> [Requirements]: Transcribe the entries below exactly; leave every image out.

[Collected data]
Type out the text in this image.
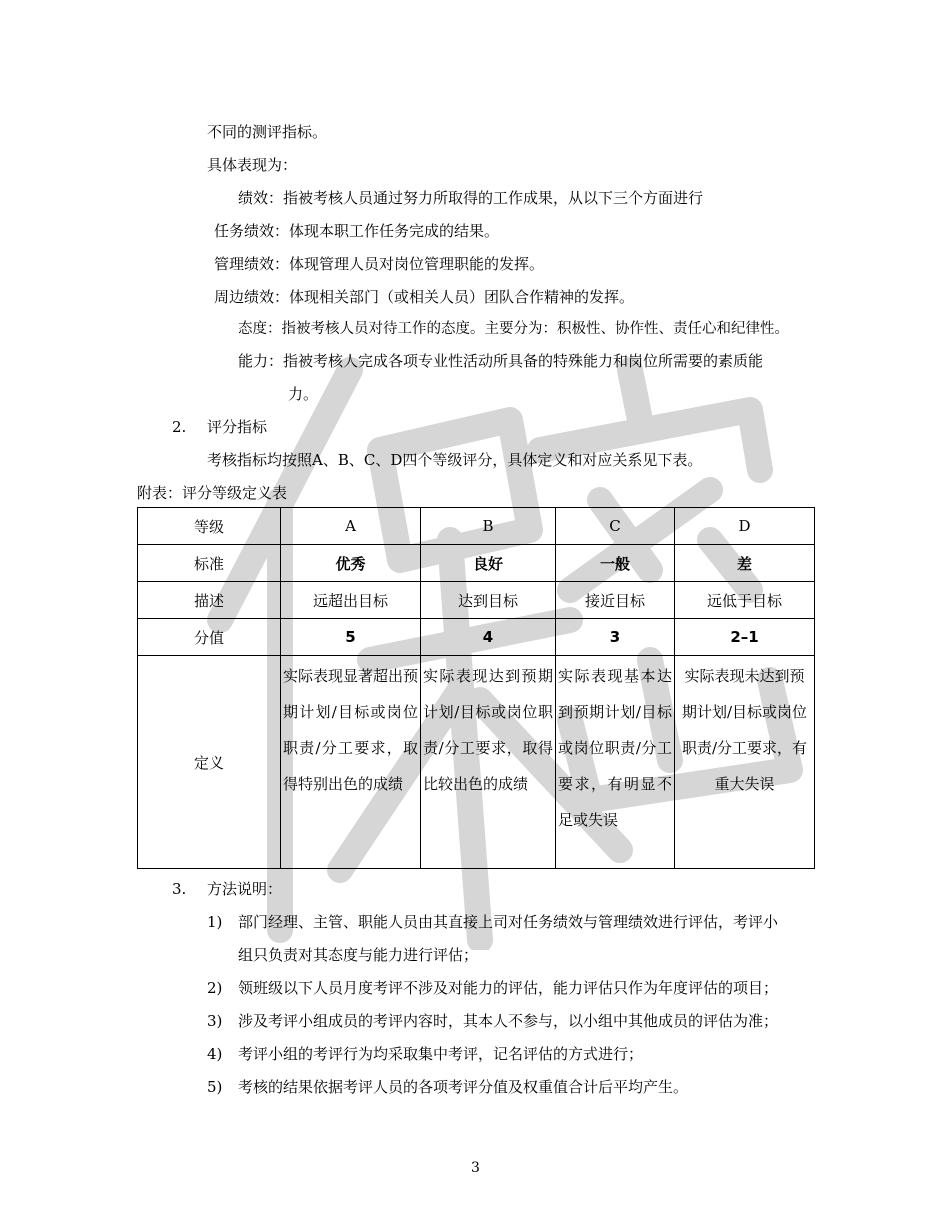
不同的测评指标。
具体表现为：
绩效：指被考核人员通过努力所取得的工作成果，从以下三个方面进行
任务绩效：体现本职工作任务完成的结果。
管理绩效：体现管理人员对岗位管理职能的发挥。
周边绩效：体现相关部门（或相关人员）团队合作精神的发挥。
态度：指被考核人员对待工作的态度。主要分为：积极性、协作性、责任心和纪律性。
能力：指被考核人完成各项专业性活动所具备的特殊能力和岗位所需要的素质能
力。
2. 评分指标
考核指标均按照A、B、C、D四个等级评分，具体定义和对应关系见下表。
附表：评分等级定义表
等级	A	B	C	D
标准	优秀	良好	一般	差
描述	远超出目标	达到目标	接近目标	远低于目标
分值	5	4	3	2–1
定义	实际表现显著超出预期计划/目标或岗位职责/分工要求，取得特别出色的成绩	实际表现达到预期计划/目标或岗位职责/分工要求，取得比较出色的成绩	实际表现基本达到预期计划/目标或岗位职责/分工要求，有明显不足或失误	实际表现未达到预期计划/目标或岗位职责/分工要求，有重大失误
3. 方法说明：
1) 部门经理、主管、职能人员由其直接上司对任务绩效与管理绩效进行评估，考评小
组只负责对其态度与能力进行评估；
2) 领班级以下人员月度考评不涉及对能力的评估，能力评估只作为年度评估的项目；
3) 涉及考评小组成员的考评内容时，其本人不参与，以小组中其他成员的评估为准；
4) 考评小组的考评行为均采取集中考评，记名评估的方式进行；
5) 考核的结果依据考评人员的各项考评分值及权重值合计后平均产生。
3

> [Complete output]:
Type out the text in this image.
不同的测评指标。
具体表现为：
绩效：指被考核人员通过努力所取得的工作成果，从以下三个方面进行
任务绩效：体现本职工作任务完成的结果。
管理绩效：体现管理人员对岗位管理职能的发挥。
周边绩效：体现相关部门（或相关人员）团队合作精神的发挥。
态度：指被考核人员对待工作的态度。主要分为：积极性、协作性、责任心和纪律性。
能力：指被考核人完成各项专业性活动所具备的特殊能力和岗位所需要的素质能
力。
2. 评分指标
考核指标均按照A、B、C、D四个等级评分，具体定义和对应关系见下表。
附表：评分等级定义表
等级	A	B	C	D
标准	优秀	良好	一般	差
描述	远超出目标	达到目标	接近目标	远低于目标
分值	5	4	3	2–1
定义	实际表现显著超出预期计划/目标或岗位职责/分工要求，取得特别出色的成绩	实际表现达到预期计划/目标或岗位职责/分工要求，取得比较出色的成绩	实际表现基本达到预期计划/目标或岗位职责/分工要求，有明显不足或失误	实际表现未达到预期计划/目标或岗位职责/分工要求，有重大失误
3. 方法说明：
1) 部门经理、主管、职能人员由其直接上司对任务绩效与管理绩效进行评估，考评小
组只负责对其态度与能力进行评估；
2) 领班级以下人员月度考评不涉及对能力的评估，能力评估只作为年度评估的项目；
3) 涉及考评小组成员的考评内容时，其本人不参与，以小组中其他成员的评估为准；
4) 考评小组的考评行为均采取集中考评，记名评估的方式进行；
5) 考核的结果依据考评人员的各项考评分值及权重值合计后平均产生。
3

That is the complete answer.